> **Do this**
Scan the records for the string "analogue"; copy each line where it occurs.

> **Supplied data**
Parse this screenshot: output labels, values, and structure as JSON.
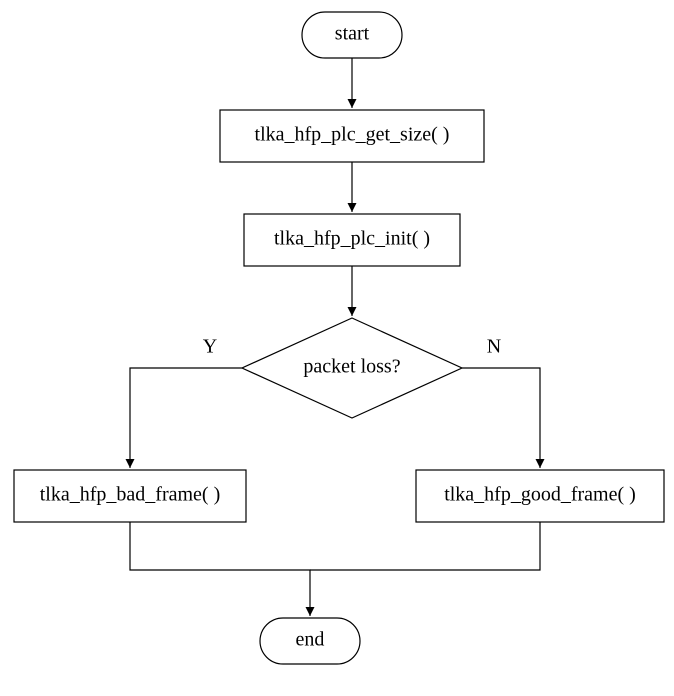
{
  "chart_data": {
    "type": "flowchart",
    "nodes": [
      {
        "id": "start",
        "kind": "terminator",
        "label": "start"
      },
      {
        "id": "getsize",
        "kind": "process",
        "label": "tlka_hfp_plc_get_size( )"
      },
      {
        "id": "init",
        "kind": "process",
        "label": "tlka_hfp_plc_init( )"
      },
      {
        "id": "decision",
        "kind": "decision",
        "label": "packet loss?"
      },
      {
        "id": "badframe",
        "kind": "process",
        "label": "tlka_hfp_bad_frame( )"
      },
      {
        "id": "goodframe",
        "kind": "process",
        "label": "tlka_hfp_good_frame( )"
      },
      {
        "id": "end",
        "kind": "terminator",
        "label": "end"
      }
    ],
    "edges": [
      {
        "from": "start",
        "to": "getsize",
        "label": ""
      },
      {
        "from": "getsize",
        "to": "init",
        "label": ""
      },
      {
        "from": "init",
        "to": "decision",
        "label": ""
      },
      {
        "from": "decision",
        "to": "badframe",
        "label": "Y"
      },
      {
        "from": "decision",
        "to": "goodframe",
        "label": "N"
      },
      {
        "from": "badframe",
        "to": "end",
        "label": ""
      },
      {
        "from": "goodframe",
        "to": "end",
        "label": ""
      }
    ]
  },
  "labels": {
    "start": "start",
    "getsize": "tlka_hfp_plc_get_size( )",
    "init": "tlka_hfp_plc_init( )",
    "decision": "packet loss?",
    "badframe": "tlka_hfp_bad_frame( )",
    "goodframe": "tlka_hfp_good_frame( )",
    "end": "end",
    "yes": "Y",
    "no": "N"
  }
}
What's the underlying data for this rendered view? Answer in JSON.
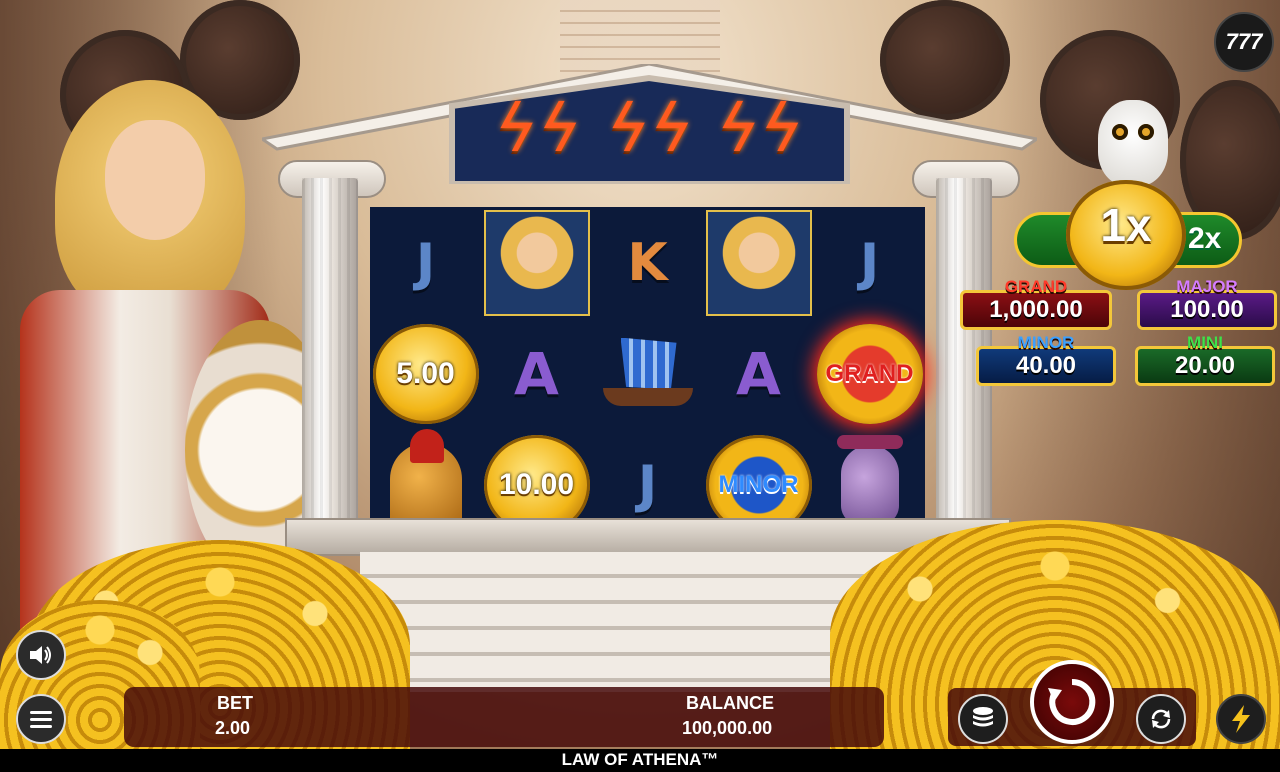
{
  "game": {
    "title": "LAW OF ATHENA™",
    "logo_text": "777"
  },
  "reels": [
    [
      "J",
      "athena",
      "K",
      "athena",
      "J"
    ],
    [
      "5.00",
      "A",
      "ship",
      "A",
      "GRAND"
    ],
    [
      "helmet",
      "10.00",
      "J",
      "MINOR",
      "vase"
    ]
  ],
  "symbols": {
    "r1c1": "J",
    "r1c3": "K",
    "r1c5": "J",
    "r2c1": "5.00",
    "r2c2": "A",
    "r2c4": "A",
    "r2c5": "GRAND",
    "r3c2": "10.00",
    "r3c3": "J",
    "r3c4": "MINOR"
  },
  "multiplier": {
    "current": "1x",
    "next": "2x"
  },
  "jackpots": {
    "grand": {
      "label": "GRAND",
      "amount": "1,000.00"
    },
    "major": {
      "label": "MAJOR",
      "amount": "100.00"
    },
    "minor": {
      "label": "MINOR",
      "amount": "40.00"
    },
    "mini": {
      "label": "MINI",
      "amount": "20.00"
    }
  },
  "bottom_bar": {
    "bet_label": "BET",
    "bet_value": "2.00",
    "balance_label": "BALANCE",
    "balance_value": "100,000.00"
  },
  "icons": {
    "sound": "speaker-icon",
    "menu": "hamburger-menu-icon",
    "bet": "coin-stack-icon",
    "spin": "spin-arrow-icon",
    "autoplay": "autoplay-icon",
    "turbo": "lightning-icon",
    "bolt": "lightning-bolt-icon"
  },
  "colors": {
    "grand": "#e01f1f",
    "major": "#d47cff",
    "minor": "#3aa0ff",
    "mini": "#3fe04a",
    "multiplier_bar": "#1f8a2a"
  }
}
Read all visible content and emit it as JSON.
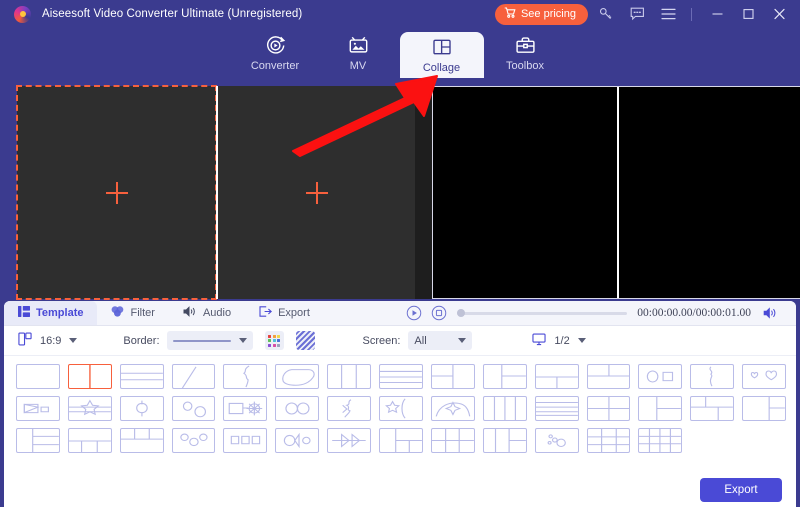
{
  "window": {
    "title": "Aiseesoft Video Converter Ultimate (Unregistered)",
    "logo_icon": "aiseesoft-logo",
    "pricing_label": "See pricing",
    "pricing_icon": "cart-icon",
    "key_icon": "key-icon",
    "feedback_icon": "chat-bubble-icon",
    "menu_icon": "hamburger-menu-icon",
    "minimize_icon": "minimize-icon",
    "maximize_icon": "maximize-icon",
    "close_icon": "close-icon",
    "accent_color": "#f7603d",
    "chrome_color": "#3b3b8f",
    "primary_color": "#4a4ad6"
  },
  "nav": {
    "tabs": [
      {
        "label": "Converter",
        "icon": "converter-icon",
        "active": false
      },
      {
        "label": "MV",
        "icon": "mv-icon",
        "active": false
      },
      {
        "label": "Collage",
        "icon": "collage-icon",
        "active": true
      },
      {
        "label": "Toolbox",
        "icon": "toolbox-icon",
        "active": false
      }
    ]
  },
  "preview": {
    "slot_add_icon": "plus-icon",
    "slots": [
      {
        "name": "slot-1",
        "selected": true,
        "add_icon": "plus-icon"
      },
      {
        "name": "slot-2",
        "selected": false,
        "add_icon": "plus-icon"
      }
    ],
    "output_panes": 2,
    "output_background": "#000000"
  },
  "subtabs": {
    "items": [
      {
        "label": "Template",
        "icon": "template-icon",
        "active": true
      },
      {
        "label": "Filter",
        "icon": "filter-icon",
        "active": false
      },
      {
        "label": "Audio",
        "icon": "audio-icon",
        "active": false
      },
      {
        "label": "Export",
        "icon": "export-icon",
        "active": false
      }
    ],
    "play_icon": "play-icon",
    "stop_icon": "stop-icon",
    "seek_value": 0,
    "timecode": "00:00:00.00/00:00:01.00",
    "volume_icon": "volume-icon"
  },
  "options": {
    "ratio_icon": "aspect-ratio-icon",
    "ratio_value": "16:9",
    "border_label": "Border:",
    "border_style_value": "solid-line",
    "border_color_icon": "color-palette-icon",
    "border_pattern_icon": "stripe-pattern-icon",
    "screen_label": "Screen:",
    "screen_value": "All",
    "page_icon": "monitor-icon",
    "page_value": "1/2"
  },
  "templates": {
    "selected_index": 1,
    "count": 43,
    "items": [
      {
        "name": "template-single",
        "shape": "single"
      },
      {
        "name": "template-2-vertical",
        "shape": "v2"
      },
      {
        "name": "template-2-horizontal",
        "shape": "h2"
      },
      {
        "name": "template-diagonal",
        "shape": "diag"
      },
      {
        "name": "template-arrow-cut",
        "shape": "arrowcut"
      },
      {
        "name": "template-rounded-inset",
        "shape": "rounded"
      },
      {
        "name": "template-3-vertical",
        "shape": "v3"
      },
      {
        "name": "template-3-horizontal",
        "shape": "h3"
      },
      {
        "name": "template-left-2-right-1",
        "shape": "l2r1"
      },
      {
        "name": "template-left-1-right-2",
        "shape": "l1r2"
      },
      {
        "name": "template-top-1-bottom-2",
        "shape": "t1b2"
      },
      {
        "name": "template-top-2-bottom-1",
        "shape": "t2b1"
      },
      {
        "name": "template-circle-square",
        "shape": "circsq"
      },
      {
        "name": "template-lightning-split",
        "shape": "bolt"
      },
      {
        "name": "template-two-hearts",
        "shape": "hearts"
      },
      {
        "name": "template-flag-shape",
        "shape": "flag"
      },
      {
        "name": "template-star-band",
        "shape": "starband"
      },
      {
        "name": "template-balloon",
        "shape": "balloon"
      },
      {
        "name": "template-two-ovals",
        "shape": "ovals2"
      },
      {
        "name": "template-gear-tag",
        "shape": "geartag"
      },
      {
        "name": "template-double-circle",
        "shape": "circ2"
      },
      {
        "name": "template-burst-cut",
        "shape": "burst"
      },
      {
        "name": "template-star-slice",
        "shape": "starslice"
      },
      {
        "name": "template-arch-star",
        "shape": "archstar"
      },
      {
        "name": "template-4-vertical",
        "shape": "v4"
      },
      {
        "name": "template-4-horizontal",
        "shape": "h4"
      },
      {
        "name": "template-2x2-grid",
        "shape": "grid22"
      },
      {
        "name": "template-mixed-a",
        "shape": "mixa"
      },
      {
        "name": "template-mixed-b",
        "shape": "mixb"
      },
      {
        "name": "template-left-stack-right",
        "shape": "lsr"
      },
      {
        "name": "template-left-wide-right-stack",
        "shape": "lwrs"
      },
      {
        "name": "template-top-wide-bottom-3",
        "shape": "twb3"
      },
      {
        "name": "template-top-3-bottom-wide",
        "shape": "t3bw"
      },
      {
        "name": "template-three-circles",
        "shape": "circ3"
      },
      {
        "name": "template-three-squares",
        "shape": "sq3"
      },
      {
        "name": "template-oval-row",
        "shape": "ovalrow"
      },
      {
        "name": "template-chevrons",
        "shape": "chev"
      },
      {
        "name": "template-mixed-c",
        "shape": "mixc"
      },
      {
        "name": "template-mixed-d",
        "shape": "mixd"
      },
      {
        "name": "template-mixed-e",
        "shape": "mixe"
      },
      {
        "name": "template-bubbles",
        "shape": "bubbles"
      },
      {
        "name": "template-2x3-grid",
        "shape": "grid23"
      },
      {
        "name": "template-3x3-grid",
        "shape": "grid33"
      }
    ]
  },
  "footer": {
    "export_label": "Export"
  },
  "annotation": {
    "arrow_color": "#ff1010",
    "points_to": "collage-tab"
  }
}
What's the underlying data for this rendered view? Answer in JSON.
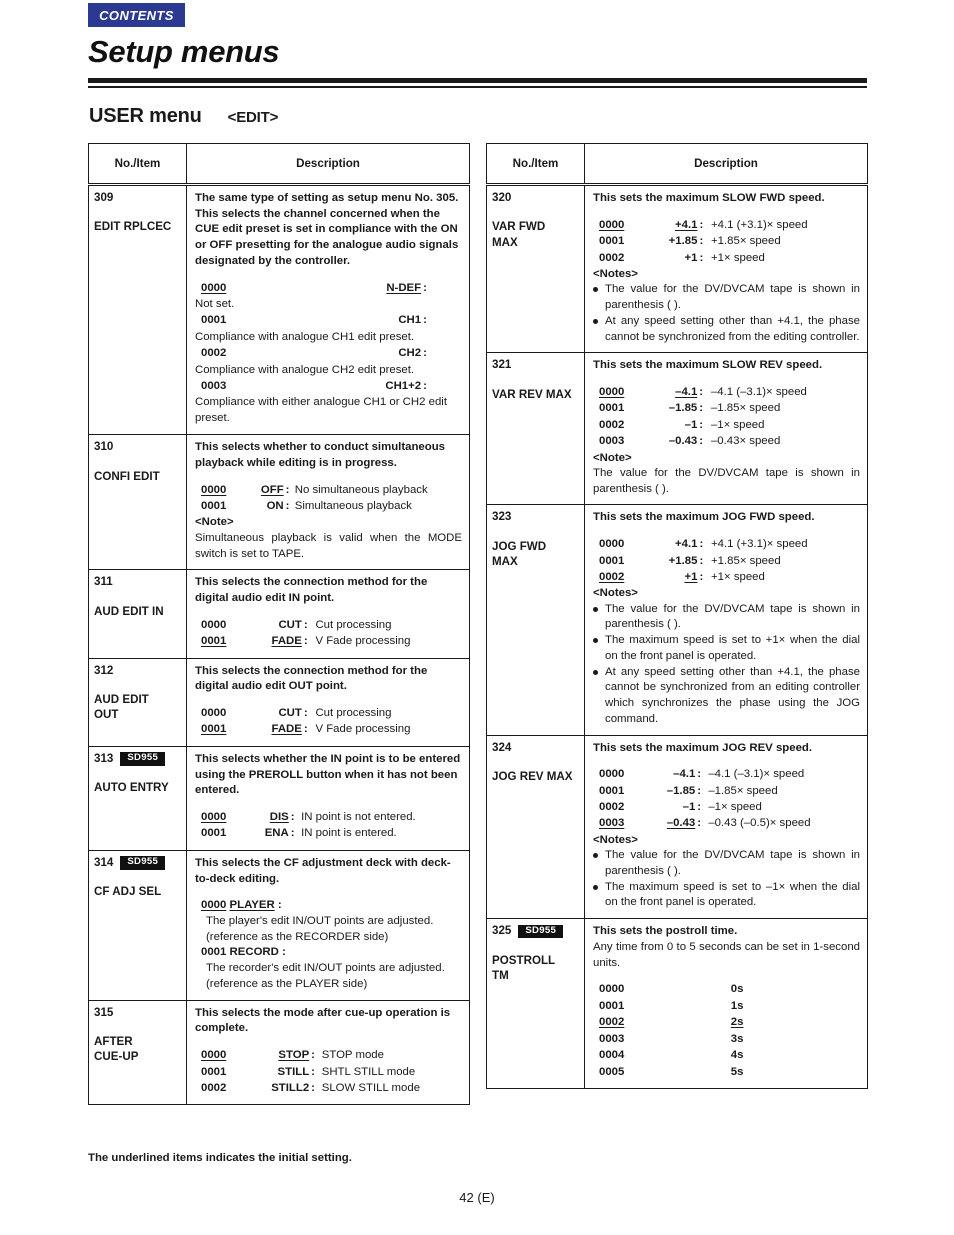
{
  "header": {
    "contents_tab": "CONTENTS",
    "doc_title": "Setup menus",
    "section_title": "USER menu",
    "section_subtitle": "<EDIT>"
  },
  "table_headers": {
    "no_item": "No./Item",
    "description": "Description"
  },
  "badge_label": "SD955",
  "left_table": {
    "rows": [
      {
        "no": "309",
        "badge": null,
        "item": "EDIT RPLCEC",
        "lead": "The same type of setting as setup menu No. 305. This selects the channel concerned when the CUE edit preset is set in compliance with the ON or OFF presetting for the analogue audio signals designated by the controller.",
        "options": [
          {
            "code": "0000",
            "value": "N-DEF",
            "underline": true,
            "meaning": "",
            "sub": "Not set."
          },
          {
            "code": "0001",
            "value": "CH1",
            "underline": false,
            "meaning": "",
            "sub": "Compliance with analogue CH1 edit preset."
          },
          {
            "code": "0002",
            "value": "CH2",
            "underline": false,
            "meaning": "",
            "sub": "Compliance with analogue CH2 edit preset."
          },
          {
            "code": "0003",
            "value": "CH1+2",
            "underline": false,
            "meaning": "",
            "sub": "Compliance with either analogue CH1 or CH2 edit preset."
          }
        ]
      },
      {
        "no": "310",
        "badge": null,
        "item": "CONFI EDIT",
        "lead": "This selects whether to conduct simultaneous playback while editing is in progress.",
        "options": [
          {
            "code": "0000",
            "value": "OFF",
            "underline": true,
            "meaning": "No simultaneous playback"
          },
          {
            "code": "0001",
            "value": "ON",
            "underline": false,
            "meaning": "Simultaneous playback"
          }
        ],
        "note_head": "<Note>",
        "note_text": "Simultaneous playback is valid when the MODE switch is set to TAPE."
      },
      {
        "no": "311",
        "badge": null,
        "item": "AUD EDIT IN",
        "lead": "This selects the connection method for the digital audio edit IN point.",
        "options": [
          {
            "code": "0000",
            "value": "CUT",
            "underline": false,
            "meaning": "Cut processing"
          },
          {
            "code": "0001",
            "value": "FADE",
            "underline": true,
            "meaning": "V Fade processing"
          }
        ]
      },
      {
        "no": "312",
        "badge": null,
        "item": "AUD EDIT\nOUT",
        "lead": "This selects the connection method for the digital audio edit OUT point.",
        "options": [
          {
            "code": "0000",
            "value": "CUT",
            "underline": false,
            "meaning": "Cut processing"
          },
          {
            "code": "0001",
            "value": "FADE",
            "underline": true,
            "meaning": "V Fade processing"
          }
        ]
      },
      {
        "no": "313",
        "badge": "SD955",
        "item": "AUTO ENTRY",
        "lead": "This selects whether the IN point is to be entered using the PREROLL button when it has not been entered.",
        "options": [
          {
            "code": "0000",
            "value": "DIS",
            "underline": true,
            "meaning": "IN point is not entered."
          },
          {
            "code": "0001",
            "value": "ENA",
            "underline": false,
            "meaning": "IN point is entered."
          }
        ]
      },
      {
        "no": "314",
        "badge": "SD955",
        "item": "CF ADJ SEL",
        "lead": "This selects the CF adjustment deck with deck-to-deck editing.",
        "inline_options": [
          {
            "code": "0000",
            "value": "PLAYER",
            "underline": true,
            "sub": "The player's edit IN/OUT points are adjusted. (reference as the RECORDER side)"
          },
          {
            "code": "0001",
            "value": "RECORD",
            "underline": false,
            "sub": "The recorder's edit IN/OUT points are adjusted. (reference as the PLAYER side)"
          }
        ]
      },
      {
        "no": "315",
        "badge": null,
        "item": "AFTER\nCUE-UP",
        "lead": "This selects the mode after cue-up operation is complete.",
        "options": [
          {
            "code": "0000",
            "value": "STOP",
            "underline": true,
            "meaning": "STOP mode"
          },
          {
            "code": "0001",
            "value": "STILL",
            "underline": false,
            "meaning": "SHTL STILL mode"
          },
          {
            "code": "0002",
            "value": "STILL2",
            "underline": false,
            "meaning": "SLOW STILL mode"
          }
        ]
      }
    ]
  },
  "right_table": {
    "rows": [
      {
        "no": "320",
        "badge": null,
        "item": "VAR FWD\nMAX",
        "lead": "This sets the maximum SLOW FWD speed.",
        "options": [
          {
            "code": "0000",
            "value": "+4.1",
            "underline": true,
            "meaning": "+4.1 (+3.1)× speed"
          },
          {
            "code": "0001",
            "value": "+1.85",
            "underline": false,
            "meaning": "+1.85× speed"
          },
          {
            "code": "0002",
            "value": "+1",
            "underline": false,
            "meaning": "+1× speed"
          }
        ],
        "note_head": "<Notes>",
        "bullets": [
          "The value for the DV/DVCAM tape is shown in parenthesis (   ).",
          "At any speed setting other than +4.1, the phase cannot be synchronized from the editing controller."
        ]
      },
      {
        "no": "321",
        "badge": null,
        "item": "VAR REV MAX",
        "lead": "This sets the maximum SLOW REV speed.",
        "options": [
          {
            "code": "0000",
            "value": "–4.1",
            "underline": true,
            "meaning": "–4.1 (–3.1)× speed"
          },
          {
            "code": "0001",
            "value": "–1.85",
            "underline": false,
            "meaning": "–1.85× speed"
          },
          {
            "code": "0002",
            "value": "–1",
            "underline": false,
            "meaning": "–1× speed"
          },
          {
            "code": "0003",
            "value": "–0.43",
            "underline": false,
            "meaning": "–0.43× speed"
          }
        ],
        "note_head": "<Note>",
        "note_text": "The value for the DV/DVCAM tape is shown in parenthesis (   )."
      },
      {
        "no": "323",
        "badge": null,
        "item": "JOG FWD\nMAX",
        "lead": "This sets the maximum JOG FWD speed.",
        "options": [
          {
            "code": "0000",
            "value": "+4.1",
            "underline": false,
            "meaning": "+4.1 (+3.1)× speed"
          },
          {
            "code": "0001",
            "value": "+1.85",
            "underline": false,
            "meaning": "+1.85× speed"
          },
          {
            "code": "0002",
            "value": "+1",
            "underline": true,
            "meaning": "+1× speed"
          }
        ],
        "note_head": "<Notes>",
        "bullets": [
          "The value for the DV/DVCAM tape is shown in parenthesis (   ).",
          "The maximum speed is set to +1× when the dial on the front panel is operated.",
          "At any speed setting other than +4.1, the phase cannot be synchronized from an editing controller which synchronizes the phase using the JOG command."
        ]
      },
      {
        "no": "324",
        "badge": null,
        "item": "JOG REV MAX",
        "lead": "This sets the maximum JOG REV speed.",
        "options": [
          {
            "code": "0000",
            "value": "–4.1",
            "underline": false,
            "meaning": "–4.1 (–3.1)× speed"
          },
          {
            "code": "0001",
            "value": "–1.85",
            "underline": false,
            "meaning": "–1.85× speed"
          },
          {
            "code": "0002",
            "value": "–1",
            "underline": false,
            "meaning": "–1× speed"
          },
          {
            "code": "0003",
            "value": "–0.43",
            "underline": true,
            "meaning": "–0.43 (–0.5)× speed"
          }
        ],
        "note_head": "<Notes>",
        "bullets": [
          "The value for the DV/DVCAM tape is shown in parenthesis (   ).",
          "The maximum speed is set to –1× when the dial on the front panel is operated."
        ]
      },
      {
        "no": "325",
        "badge": "SD955",
        "item": "POSTROLL\nTM",
        "lead": "This sets the postroll time.",
        "lead_plain": "Any time from 0 to 5 seconds can be set in 1-second units.",
        "simple_options": [
          {
            "code": "0000",
            "value": "0s",
            "underline": false
          },
          {
            "code": "0001",
            "value": "1s",
            "underline": false
          },
          {
            "code": "0002",
            "value": "2s",
            "underline": true
          },
          {
            "code": "0003",
            "value": "3s",
            "underline": false
          },
          {
            "code": "0004",
            "value": "4s",
            "underline": false
          },
          {
            "code": "0005",
            "value": "5s",
            "underline": false
          }
        ]
      }
    ]
  },
  "footer": {
    "footnote": "The underlined items indicates the initial setting.",
    "page_number": "42 (E)"
  },
  "colors": {
    "tab_blue": "#2b3990",
    "badge_black": "#111111",
    "ink": "#1a1a1a"
  }
}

> **Reply**
        "lead": "The same type of setting as setup menu No. 305. This selects the channel concerned when the CUE edit preset is set in compliance with the ON or OFF presetting for the analogue audio signals designated by the controller.",
            "sub": "Compliance with analogue CH1 edit preset."
            "sub": "Compliance with analogue CH2 edit preset."
            "sub": "Compliance with either analogue CH1 or CH2 edit preset."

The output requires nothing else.